**Exercise prompt**. Reproduce every one of the following lines verbatim, in the same order.

**Data excerpts**.
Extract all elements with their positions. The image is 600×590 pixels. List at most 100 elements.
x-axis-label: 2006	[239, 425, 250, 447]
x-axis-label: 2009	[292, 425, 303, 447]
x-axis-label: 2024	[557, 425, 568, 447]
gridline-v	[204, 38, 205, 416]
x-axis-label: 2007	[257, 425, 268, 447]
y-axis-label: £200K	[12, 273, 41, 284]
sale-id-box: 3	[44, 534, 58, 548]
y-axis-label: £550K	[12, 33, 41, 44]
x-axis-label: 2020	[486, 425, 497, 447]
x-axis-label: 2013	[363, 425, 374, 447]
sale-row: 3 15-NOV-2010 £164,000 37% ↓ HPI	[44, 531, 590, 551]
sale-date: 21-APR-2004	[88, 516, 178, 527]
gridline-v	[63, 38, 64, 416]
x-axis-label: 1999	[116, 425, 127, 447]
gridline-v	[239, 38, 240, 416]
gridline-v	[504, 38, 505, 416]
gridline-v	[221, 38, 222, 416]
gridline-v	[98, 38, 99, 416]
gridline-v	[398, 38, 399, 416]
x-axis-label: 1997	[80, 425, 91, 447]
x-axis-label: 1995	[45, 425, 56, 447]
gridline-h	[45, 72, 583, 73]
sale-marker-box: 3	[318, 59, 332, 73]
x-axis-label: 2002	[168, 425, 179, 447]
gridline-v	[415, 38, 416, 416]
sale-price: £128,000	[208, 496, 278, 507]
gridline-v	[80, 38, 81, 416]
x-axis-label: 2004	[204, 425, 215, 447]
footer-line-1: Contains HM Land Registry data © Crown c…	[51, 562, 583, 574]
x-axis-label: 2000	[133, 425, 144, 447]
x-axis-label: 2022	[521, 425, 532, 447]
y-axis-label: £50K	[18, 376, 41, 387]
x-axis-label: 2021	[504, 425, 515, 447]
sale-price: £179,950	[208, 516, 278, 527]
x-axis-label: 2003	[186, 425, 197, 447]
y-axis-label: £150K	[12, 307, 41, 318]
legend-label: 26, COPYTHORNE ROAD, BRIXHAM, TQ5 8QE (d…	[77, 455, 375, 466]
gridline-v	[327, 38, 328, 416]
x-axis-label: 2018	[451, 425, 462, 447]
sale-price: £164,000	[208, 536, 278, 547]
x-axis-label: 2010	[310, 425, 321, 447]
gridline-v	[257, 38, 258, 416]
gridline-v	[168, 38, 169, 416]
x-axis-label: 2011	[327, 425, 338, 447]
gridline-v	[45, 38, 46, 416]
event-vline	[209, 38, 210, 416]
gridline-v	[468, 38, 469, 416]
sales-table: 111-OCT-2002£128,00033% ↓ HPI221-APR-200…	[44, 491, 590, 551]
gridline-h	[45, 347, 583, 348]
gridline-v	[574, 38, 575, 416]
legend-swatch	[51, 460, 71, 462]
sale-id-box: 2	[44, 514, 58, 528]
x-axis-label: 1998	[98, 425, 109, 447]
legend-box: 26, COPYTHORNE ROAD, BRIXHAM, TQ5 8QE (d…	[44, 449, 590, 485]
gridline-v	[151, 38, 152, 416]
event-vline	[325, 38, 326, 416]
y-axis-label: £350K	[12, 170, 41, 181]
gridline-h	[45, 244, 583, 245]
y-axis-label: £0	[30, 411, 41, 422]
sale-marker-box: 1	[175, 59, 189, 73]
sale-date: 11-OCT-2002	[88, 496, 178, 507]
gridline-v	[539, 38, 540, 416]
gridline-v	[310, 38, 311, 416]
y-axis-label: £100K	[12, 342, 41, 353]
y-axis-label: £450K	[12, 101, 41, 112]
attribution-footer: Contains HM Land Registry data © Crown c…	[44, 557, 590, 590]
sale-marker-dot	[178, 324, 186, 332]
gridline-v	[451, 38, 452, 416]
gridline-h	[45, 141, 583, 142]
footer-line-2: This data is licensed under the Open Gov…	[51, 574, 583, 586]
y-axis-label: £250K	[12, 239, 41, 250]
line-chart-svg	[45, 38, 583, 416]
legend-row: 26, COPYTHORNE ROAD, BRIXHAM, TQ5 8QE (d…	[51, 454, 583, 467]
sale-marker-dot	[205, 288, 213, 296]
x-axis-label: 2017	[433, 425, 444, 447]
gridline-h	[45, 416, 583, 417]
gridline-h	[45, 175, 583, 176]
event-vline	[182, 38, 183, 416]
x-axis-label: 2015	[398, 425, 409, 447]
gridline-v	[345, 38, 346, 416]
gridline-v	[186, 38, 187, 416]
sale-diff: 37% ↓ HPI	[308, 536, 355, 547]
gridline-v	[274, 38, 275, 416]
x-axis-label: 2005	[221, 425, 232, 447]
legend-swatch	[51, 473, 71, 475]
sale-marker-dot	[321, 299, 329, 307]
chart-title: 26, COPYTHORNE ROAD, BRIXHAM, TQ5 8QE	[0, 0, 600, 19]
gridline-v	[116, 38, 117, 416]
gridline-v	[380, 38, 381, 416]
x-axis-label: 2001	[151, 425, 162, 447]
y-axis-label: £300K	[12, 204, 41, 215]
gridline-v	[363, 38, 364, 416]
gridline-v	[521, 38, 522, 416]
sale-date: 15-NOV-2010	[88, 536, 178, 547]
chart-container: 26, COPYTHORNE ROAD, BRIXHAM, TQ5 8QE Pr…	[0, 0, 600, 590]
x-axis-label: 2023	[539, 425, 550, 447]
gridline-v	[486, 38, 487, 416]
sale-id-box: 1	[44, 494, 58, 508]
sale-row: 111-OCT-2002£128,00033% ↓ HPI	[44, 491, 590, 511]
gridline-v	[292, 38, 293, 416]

**Written answer**.
Extract all elements with their positions. The image is 600×590 pixels. List at most 100 elements.
x-axis-label: 2006	[239, 425, 250, 447]
x-axis-label: 2009	[292, 425, 303, 447]
x-axis-label: 2024	[557, 425, 568, 447]
gridline-v	[204, 38, 205, 416]
x-axis-label: 2007	[257, 425, 268, 447]
y-axis-label: £200K	[12, 273, 41, 284]
sale-id-box: 3	[44, 534, 58, 548]
y-axis-label: £550K	[12, 33, 41, 44]
x-axis-label: 2020	[486, 425, 497, 447]
x-axis-label: 2013	[363, 425, 374, 447]
sale-row: 3 15-NOV-2010 £164,000 37% ↓ HPI	[44, 531, 590, 551]
sale-date: 21-APR-2004	[88, 516, 178, 527]
gridline-v	[63, 38, 64, 416]
x-axis-label: 1999	[116, 425, 127, 447]
gridline-v	[239, 38, 240, 416]
gridline-v	[504, 38, 505, 416]
gridline-v	[221, 38, 222, 416]
gridline-v	[98, 38, 99, 416]
gridline-v	[398, 38, 399, 416]
x-axis-label: 1997	[80, 425, 91, 447]
x-axis-label: 1995	[45, 425, 56, 447]
gridline-h	[45, 72, 583, 73]
sale-marker-box: 3	[318, 59, 332, 73]
x-axis-label: 2002	[168, 425, 179, 447]
gridline-v	[415, 38, 416, 416]
sale-price: £128,000	[208, 496, 278, 507]
gridline-v	[80, 38, 81, 416]
x-axis-label: 2004	[204, 425, 215, 447]
footer-line-1: Contains HM Land Registry data © Crown c…	[51, 562, 583, 574]
x-axis-label: 2000	[133, 425, 144, 447]
x-axis-label: 2022	[521, 425, 532, 447]
y-axis-label: £50K	[18, 376, 41, 387]
x-axis-label: 2021	[504, 425, 515, 447]
sale-price: £179,950	[208, 516, 278, 527]
x-axis-label: 2003	[186, 425, 197, 447]
y-axis-label: £150K	[12, 307, 41, 318]
legend-label: 26, COPYTHORNE ROAD, BRIXHAM, TQ5 8QE (d…	[77, 455, 375, 466]
gridline-v	[327, 38, 328, 416]
x-axis-label: 2018	[451, 425, 462, 447]
sale-price: £164,000	[208, 536, 278, 547]
x-axis-label: 2010	[310, 425, 321, 447]
gridline-v	[257, 38, 258, 416]
gridline-v	[168, 38, 169, 416]
x-axis-label: 2011	[327, 425, 338, 447]
gridline-v	[45, 38, 46, 416]
event-vline	[209, 38, 210, 416]
gridline-v	[468, 38, 469, 416]
sales-table: 111-OCT-2002£128,00033% ↓ HPI221-APR-200…	[44, 491, 590, 551]
gridline-h	[45, 347, 583, 348]
gridline-v	[574, 38, 575, 416]
legend-swatch	[51, 460, 71, 462]
sale-id-box: 2	[44, 514, 58, 528]
x-axis-label: 1998	[98, 425, 109, 447]
legend-box: 26, COPYTHORNE ROAD, BRIXHAM, TQ5 8QE (d…	[44, 449, 590, 485]
gridline-v	[151, 38, 152, 416]
event-vline	[325, 38, 326, 416]
y-axis-label: £350K	[12, 170, 41, 181]
gridline-h	[45, 244, 583, 245]
y-axis-label: £0	[30, 411, 41, 422]
sale-marker-box: 1	[175, 59, 189, 73]
sale-date: 11-OCT-2002	[88, 496, 178, 507]
gridline-v	[539, 38, 540, 416]
gridline-v	[310, 38, 311, 416]
y-axis-label: £100K	[12, 342, 41, 353]
y-axis-label: £450K	[12, 101, 41, 112]
attribution-footer: Contains HM Land Registry data © Crown c…	[44, 557, 590, 590]
sale-marker-dot	[178, 324, 186, 332]
gridline-v	[451, 38, 452, 416]
gridline-h	[45, 141, 583, 142]
footer-line-2: This data is licensed under the Open Gov…	[51, 574, 583, 586]
y-axis-label: £250K	[12, 239, 41, 250]
line-chart-svg	[45, 38, 583, 416]
legend-row: 26, COPYTHORNE ROAD, BRIXHAM, TQ5 8QE (d…	[51, 454, 583, 467]
sale-marker-dot	[205, 288, 213, 296]
x-axis-label: 2017	[433, 425, 444, 447]
gridline-h	[45, 416, 583, 417]
gridline-h	[45, 175, 583, 176]
event-vline	[182, 38, 183, 416]
x-axis-label: 2015	[398, 425, 409, 447]
gridline-v	[345, 38, 346, 416]
gridline-v	[186, 38, 187, 416]
sale-diff: 37% ↓ HPI	[308, 536, 355, 547]
gridline-v	[274, 38, 275, 416]
x-axis-label: 2005	[221, 425, 232, 447]
legend-swatch	[51, 473, 71, 475]
sale-marker-dot	[321, 299, 329, 307]
chart-title: 26, COPYTHORNE ROAD, BRIXHAM, TQ5 8QE	[0, 0, 600, 19]
gridline-v	[116, 38, 117, 416]
gridline-v	[380, 38, 381, 416]
x-axis-label: 2001	[151, 425, 162, 447]
y-axis-label: £300K	[12, 204, 41, 215]
gridline-v	[363, 38, 364, 416]
gridline-v	[521, 38, 522, 416]
sale-date: 15-NOV-2010	[88, 536, 178, 547]
chart-container: 26, COPYTHORNE ROAD, BRIXHAM, TQ5 8QE Pr…	[0, 0, 600, 590]
x-axis-label: 2023	[539, 425, 550, 447]
gridline-v	[486, 38, 487, 416]
sale-id-box: 1	[44, 494, 58, 508]
sale-row: 111-OCT-2002£128,00033% ↓ HPI	[44, 491, 590, 511]
gridline-v	[292, 38, 293, 416]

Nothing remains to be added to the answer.